--- start EXTRACTED RECORDS ---

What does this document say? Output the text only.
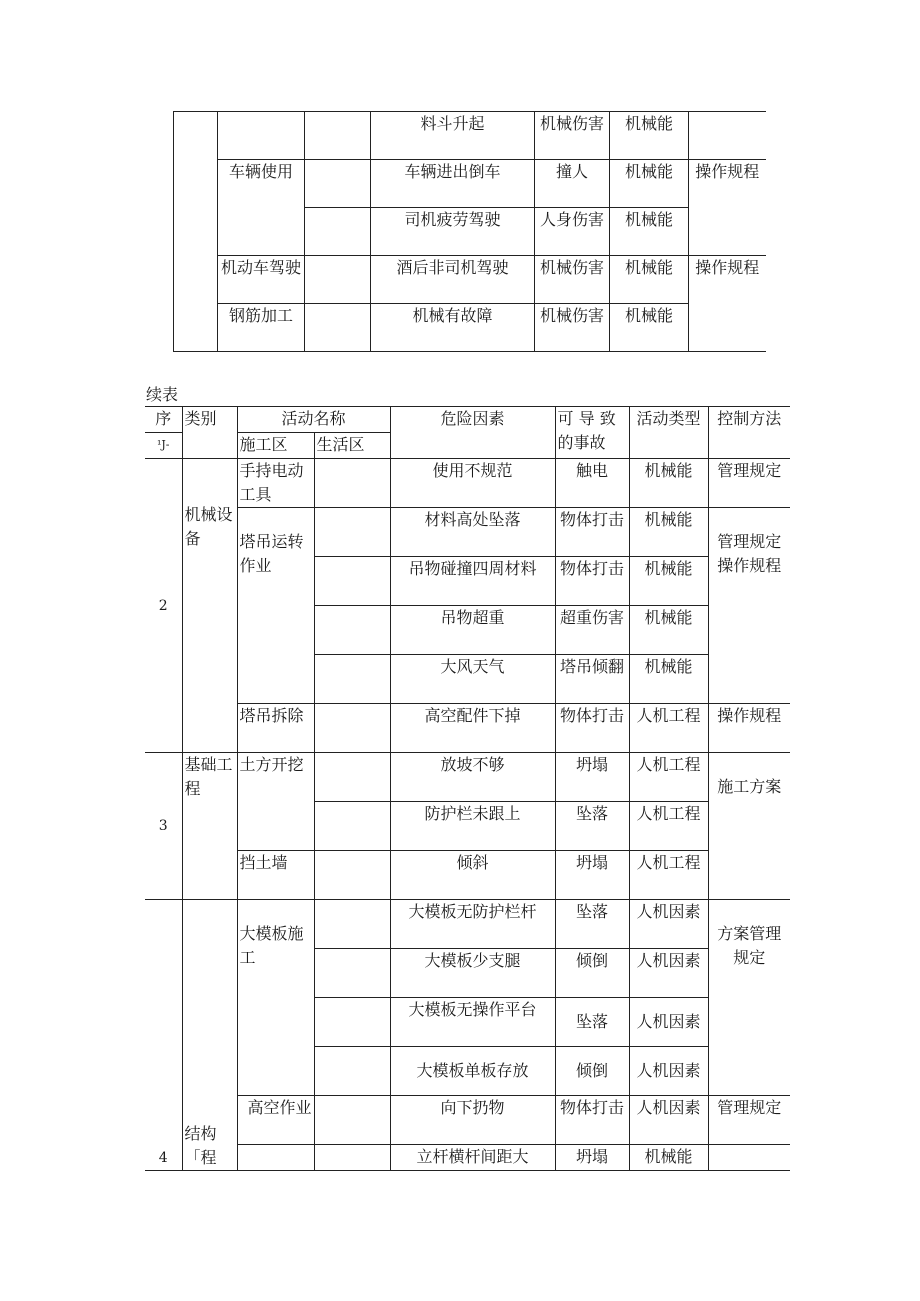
			料斗升起	机械伤害	机械能	
	车辆使用		车辆进出倒车	撞人	机械能	操作规程
			司机疲劳驾驶	人身伤害	机械能	
	机动车驾驶		酒后非司机驾驶	机械伤害	机械能	操作规程
	钢筋加工		机械有故障	机械伤害	机械能	
续表
序	类别	活动名称		危险因素	可 导 致的事故	活动类型	控制方法
¹J-		施工区	生活区				
2	机械设备	手持电动工具		使用不规范	触电	机械能	管理规定
		塔吊运转作业		材料高处坠落	物体打击	机械能	管理规定操作规程
				吊物碰撞四周材料	物体打击	机械能	
				吊物超重	超重伤害	机械能	
				大风天气	塔吊倾翻	机械能	
		塔吊拆除		高空配件下掉	物体打击	人机工程	操作规程
3	基础工程	土方开挖		放坡不够	坍塌	人机工程	施工方案
				防护栏未跟上	坠落	人机工程	
		挡土墙		倾斜	坍塌	人机工程	
4	结构「程	大模板施工		大模板无防护栏杆	坠落	人机因素	方案管理规定
				大模板少支腿	倾倒	人机因素	
				大模板无操作平台	坠落	人机因素	
				大模板单板存放	倾倒	人机因素	
		高空作业		向下扔物	物体打击	人机因素	管理规定
				立杆横杆间距大	坍塌	机械能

--- end EXTRACTED RECORDS ---

▶ TASK STATEMENT
All of the records need repeating exactly, except for the pictures.

▶ WRITTEN ANSWER
What does this document say? Output the text only.
			料斗升起	机械伤害	机械能	
	车辆使用		车辆进出倒车	撞人	机械能	操作规程
			司机疲劳驾驶	人身伤害	机械能	
	机动车驾驶		酒后非司机驾驶	机械伤害	机械能	操作规程
	钢筋加工		机械有故障	机械伤害	机械能	
续表
序	类别	活动名称		危险因素	可 导 致的事故	活动类型	控制方法
¹J-		施工区	生活区				
2	机械设备	手持电动工具		使用不规范	触电	机械能	管理规定
		塔吊运转作业		材料高处坠落	物体打击	机械能	管理规定操作规程
				吊物碰撞四周材料	物体打击	机械能	
				吊物超重	超重伤害	机械能	
				大风天气	塔吊倾翻	机械能	
		塔吊拆除		高空配件下掉	物体打击	人机工程	操作规程
3	基础工程	土方开挖		放坡不够	坍塌	人机工程	施工方案
				防护栏未跟上	坠落	人机工程	
		挡土墙		倾斜	坍塌	人机工程	
4	结构「程	大模板施工		大模板无防护栏杆	坠落	人机因素	方案管理规定
				大模板少支腿	倾倒	人机因素	
				大模板无操作平台	坠落	人机因素	
				大模板单板存放	倾倒	人机因素	
		高空作业		向下扔物	物体打击	人机因素	管理规定
				立杆横杆间距大	坍塌	机械能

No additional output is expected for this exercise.